**Objective:** What is the number of lines that include the word "this"? Provide only that figure.

**Dataset content:**

○ ○ ○

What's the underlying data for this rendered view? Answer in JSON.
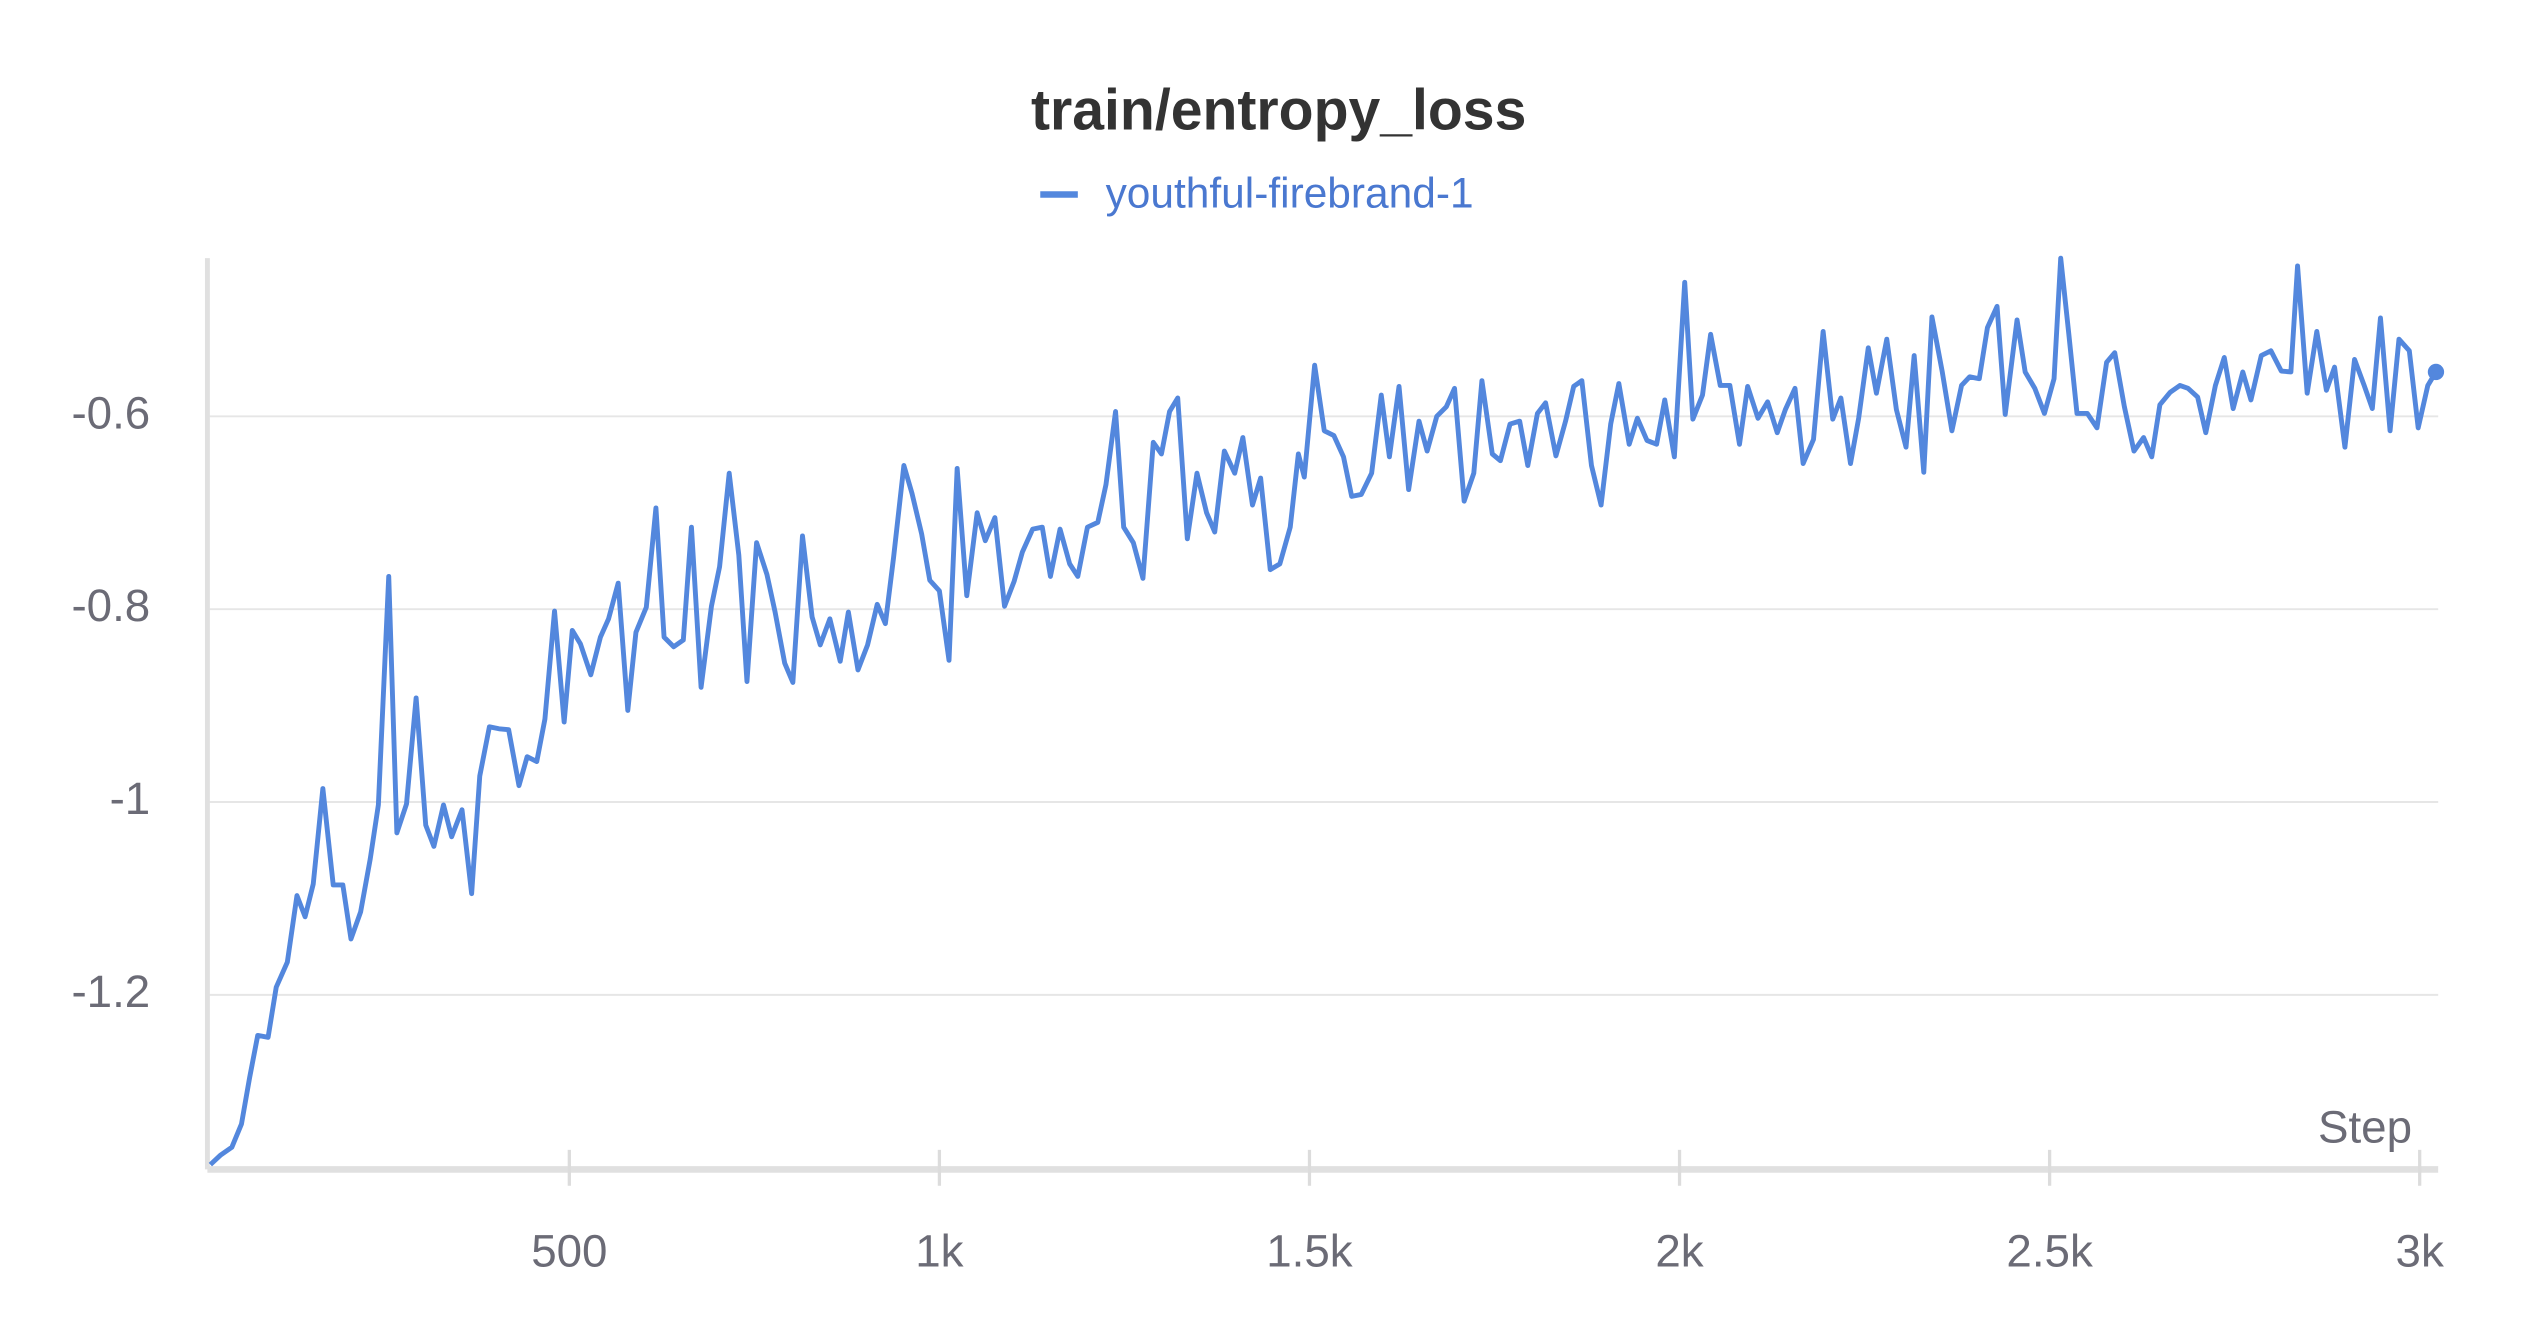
{
  "chart_data": {
    "type": "line",
    "title": "train/entropy_loss",
    "x_label": "Step",
    "x": [
      15,
      29,
      44,
      57,
      68,
      79,
      93,
      104,
      119,
      132,
      143,
      154,
      167,
      181,
      194,
      205,
      218,
      231,
      242,
      256,
      267,
      280,
      293,
      306,
      317,
      330,
      341,
      355,
      368,
      379,
      392,
      405,
      418,
      432,
      443,
      456,
      467,
      480,
      493,
      504,
      515,
      529,
      542,
      553,
      566,
      579,
      590,
      604,
      617,
      628,
      641,
      654,
      665,
      678,
      692,
      703,
      716,
      729,
      740,
      753,
      767,
      778,
      791,
      802,
      815,
      828,
      839,
      852,
      866,
      877,
      890,
      903,
      916,
      927,
      938,
      952,
      963,
      976,
      987,
      1000,
      1013,
      1024,
      1037,
      1051,
      1062,
      1075,
      1088,
      1101,
      1112,
      1126,
      1139,
      1150,
      1163,
      1176,
      1187,
      1200,
      1214,
      1225,
      1238,
      1249,
      1262,
      1275,
      1289,
      1300,
      1311,
      1322,
      1335,
      1348,
      1361,
      1372,
      1385,
      1399,
      1410,
      1423,
      1434,
      1447,
      1460,
      1474,
      1485,
      1493,
      1507,
      1520,
      1533,
      1546,
      1557,
      1570,
      1584,
      1597,
      1608,
      1621,
      1634,
      1648,
      1659,
      1672,
      1685,
      1696,
      1709,
      1722,
      1733,
      1747,
      1758,
      1771,
      1784,
      1795,
      1808,
      1819,
      1833,
      1846,
      1857,
      1868,
      1881,
      1894,
      1907,
      1918,
      1932,
      1943,
      1956,
      1969,
      1980,
      1993,
      2007,
      2018,
      2031,
      2042,
      2055,
      2068,
      2081,
      2092,
      2106,
      2119,
      2132,
      2143,
      2156,
      2167,
      2181,
      2194,
      2207,
      2218,
      2231,
      2242,
      2255,
      2266,
      2280,
      2293,
      2306,
      2317,
      2330,
      2341,
      2355,
      2368,
      2381,
      2392,
      2405,
      2416,
      2429,
      2440,
      2456,
      2467,
      2480,
      2493,
      2506,
      2515,
      2526,
      2537,
      2551,
      2564,
      2577,
      2588,
      2601,
      2614,
      2627,
      2638,
      2649,
      2663,
      2676,
      2687,
      2700,
      2711,
      2724,
      2736,
      2748,
      2761,
      2772,
      2786,
      2799,
      2813,
      2826,
      2835,
      2848,
      2861,
      2874,
      2885,
      2899,
      2912,
      2925,
      2936,
      2947,
      2960,
      2972,
      2986,
      2998,
      3011,
      3022
    ],
    "series": [
      {
        "name": "youthful-firebrand-1",
        "color": "#5387dd",
        "values": [
          -1.376,
          -1.366,
          -1.358,
          -1.334,
          -1.286,
          -1.242,
          -1.244,
          -1.192,
          -1.166,
          -1.097,
          -1.119,
          -1.085,
          -0.986,
          -1.086,
          -1.086,
          -1.142,
          -1.114,
          -1.059,
          -1.003,
          -0.766,
          -1.032,
          -1.002,
          -0.892,
          -1.024,
          -1.046,
          -1.003,
          -1.036,
          -1.008,
          -1.095,
          -0.973,
          -0.922,
          -0.924,
          -0.925,
          -0.983,
          -0.953,
          -0.958,
          -0.914,
          -0.802,
          -0.917,
          -0.822,
          -0.836,
          -0.868,
          -0.829,
          -0.81,
          -0.773,
          -0.905,
          -0.824,
          -0.798,
          -0.695,
          -0.829,
          -0.839,
          -0.832,
          -0.715,
          -0.881,
          -0.797,
          -0.756,
          -0.659,
          -0.744,
          -0.875,
          -0.731,
          -0.764,
          -0.803,
          -0.856,
          -0.876,
          -0.724,
          -0.808,
          -0.837,
          -0.81,
          -0.854,
          -0.803,
          -0.863,
          -0.837,
          -0.795,
          -0.815,
          -0.747,
          -0.651,
          -0.68,
          -0.722,
          -0.77,
          -0.781,
          -0.853,
          -0.654,
          -0.786,
          -0.7,
          -0.729,
          -0.705,
          -0.797,
          -0.771,
          -0.741,
          -0.717,
          -0.715,
          -0.766,
          -0.717,
          -0.753,
          -0.766,
          -0.715,
          -0.71,
          -0.671,
          -0.595,
          -0.715,
          -0.731,
          -0.768,
          -0.627,
          -0.639,
          -0.595,
          -0.581,
          -0.727,
          -0.659,
          -0.7,
          -0.72,
          -0.636,
          -0.659,
          -0.622,
          -0.692,
          -0.664,
          -0.759,
          -0.753,
          -0.715,
          -0.639,
          -0.663,
          -0.547,
          -0.615,
          -0.62,
          -0.642,
          -0.683,
          -0.681,
          -0.659,
          -0.578,
          -0.642,
          -0.569,
          -0.676,
          -0.605,
          -0.636,
          -0.6,
          -0.59,
          -0.571,
          -0.688,
          -0.659,
          -0.563,
          -0.639,
          -0.646,
          -0.608,
          -0.605,
          -0.651,
          -0.597,
          -0.586,
          -0.641,
          -0.605,
          -0.569,
          -0.563,
          -0.651,
          -0.692,
          -0.608,
          -0.566,
          -0.629,
          -0.602,
          -0.625,
          -0.629,
          -0.583,
          -0.642,
          -0.461,
          -0.603,
          -0.578,
          -0.515,
          -0.568,
          -0.568,
          -0.629,
          -0.569,
          -0.602,
          -0.585,
          -0.617,
          -0.593,
          -0.571,
          -0.649,
          -0.624,
          -0.512,
          -0.603,
          -0.581,
          -0.649,
          -0.602,
          -0.529,
          -0.576,
          -0.52,
          -0.593,
          -0.632,
          -0.537,
          -0.658,
          -0.497,
          -0.554,
          -0.615,
          -0.568,
          -0.559,
          -0.561,
          -0.508,
          -0.486,
          -0.598,
          -0.5,
          -0.554,
          -0.571,
          -0.597,
          -0.561,
          -0.436,
          -0.515,
          -0.597,
          -0.597,
          -0.612,
          -0.544,
          -0.534,
          -0.59,
          -0.636,
          -0.622,
          -0.642,
          -0.588,
          -0.575,
          -0.568,
          -0.571,
          -0.58,
          -0.617,
          -0.568,
          -0.539,
          -0.592,
          -0.554,
          -0.583,
          -0.537,
          -0.532,
          -0.553,
          -0.554,
          -0.444,
          -0.576,
          -0.512,
          -0.573,
          -0.549,
          -0.632,
          -0.541,
          -0.568,
          -0.592,
          -0.498,
          -0.615,
          -0.52,
          -0.532,
          -0.612,
          -0.568,
          -0.554
        ]
      }
    ],
    "xlim": [
      11,
      3025
    ],
    "xticks": [
      500,
      {
        "value": 1000,
        "label": "1k"
      },
      {
        "value": 1500,
        "label": "1.5k"
      },
      {
        "value": 2000,
        "label": "2k"
      },
      {
        "value": 2500,
        "label": "2.5k"
      },
      {
        "value": 3000,
        "label": "3k"
      }
    ],
    "ylim": [
      -1.381,
      -0.436
    ],
    "yticks": [
      -1.2,
      -1,
      -0.8,
      -0.6
    ],
    "grid": true
  }
}
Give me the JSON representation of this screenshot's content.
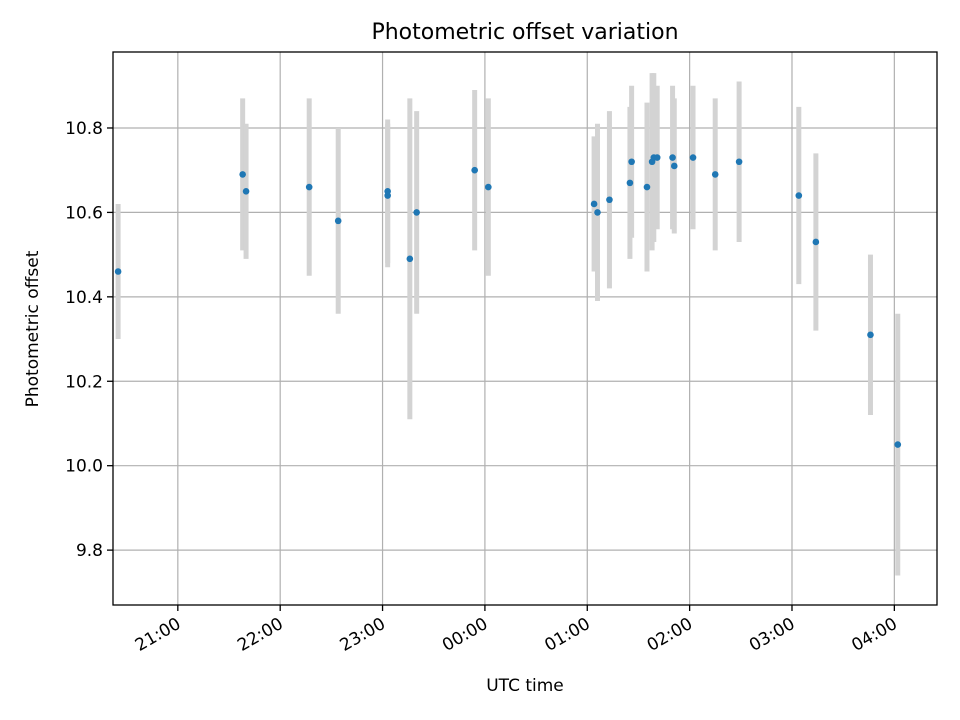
{
  "chart_data": {
    "type": "scatter",
    "title": "Photometric offset variation",
    "xlabel": "UTC time",
    "ylabel": "Photometric offset",
    "grid": true,
    "x_ticks": [
      "21:00",
      "22:00",
      "23:00",
      "00:00",
      "01:00",
      "02:00",
      "03:00",
      "04:00"
    ],
    "y_ticks": [
      "9.8",
      "10.0",
      "10.2",
      "10.4",
      "10.6",
      "10.8"
    ],
    "xlim": [
      "20:22",
      "04:25"
    ],
    "ylim": [
      9.67,
      10.98
    ],
    "marker_color": "#1f77b4",
    "errorbar_color": "#d3d3d3",
    "points": [
      {
        "x": "20:25",
        "y": 10.46,
        "err": 0.16
      },
      {
        "x": "21:38",
        "y": 10.69,
        "err": 0.18
      },
      {
        "x": "21:40",
        "y": 10.65,
        "err": 0.16
      },
      {
        "x": "22:17",
        "y": 10.66,
        "err": 0.21
      },
      {
        "x": "22:34",
        "y": 10.58,
        "err": 0.22
      },
      {
        "x": "23:03",
        "y": 10.64,
        "err": 0.17
      },
      {
        "x": "23:03",
        "y": 10.65,
        "err": 0.17
      },
      {
        "x": "23:16",
        "y": 10.49,
        "err": 0.38
      },
      {
        "x": "23:20",
        "y": 10.6,
        "err": 0.24
      },
      {
        "x": "23:54",
        "y": 10.7,
        "err": 0.19
      },
      {
        "x": "00:02",
        "y": 10.66,
        "err": 0.21
      },
      {
        "x": "01:04",
        "y": 10.62,
        "err": 0.16
      },
      {
        "x": "01:06",
        "y": 10.6,
        "err": 0.21
      },
      {
        "x": "01:13",
        "y": 10.63,
        "err": 0.21
      },
      {
        "x": "01:25",
        "y": 10.67,
        "err": 0.18
      },
      {
        "x": "01:26",
        "y": 10.72,
        "err": 0.18
      },
      {
        "x": "01:35",
        "y": 10.66,
        "err": 0.2
      },
      {
        "x": "01:38",
        "y": 10.72,
        "err": 0.21
      },
      {
        "x": "01:39",
        "y": 10.73,
        "err": 0.2
      },
      {
        "x": "01:41",
        "y": 10.73,
        "err": 0.17
      },
      {
        "x": "01:50",
        "y": 10.73,
        "err": 0.17
      },
      {
        "x": "01:51",
        "y": 10.71,
        "err": 0.16
      },
      {
        "x": "02:02",
        "y": 10.73,
        "err": 0.17
      },
      {
        "x": "02:15",
        "y": 10.69,
        "err": 0.18
      },
      {
        "x": "02:29",
        "y": 10.72,
        "err": 0.19
      },
      {
        "x": "03:04",
        "y": 10.64,
        "err": 0.21
      },
      {
        "x": "03:14",
        "y": 10.53,
        "err": 0.21
      },
      {
        "x": "03:46",
        "y": 10.31,
        "err": 0.19
      },
      {
        "x": "04:02",
        "y": 10.05,
        "err": 0.31
      }
    ]
  }
}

○ ○ ○

**Expected answer:** 2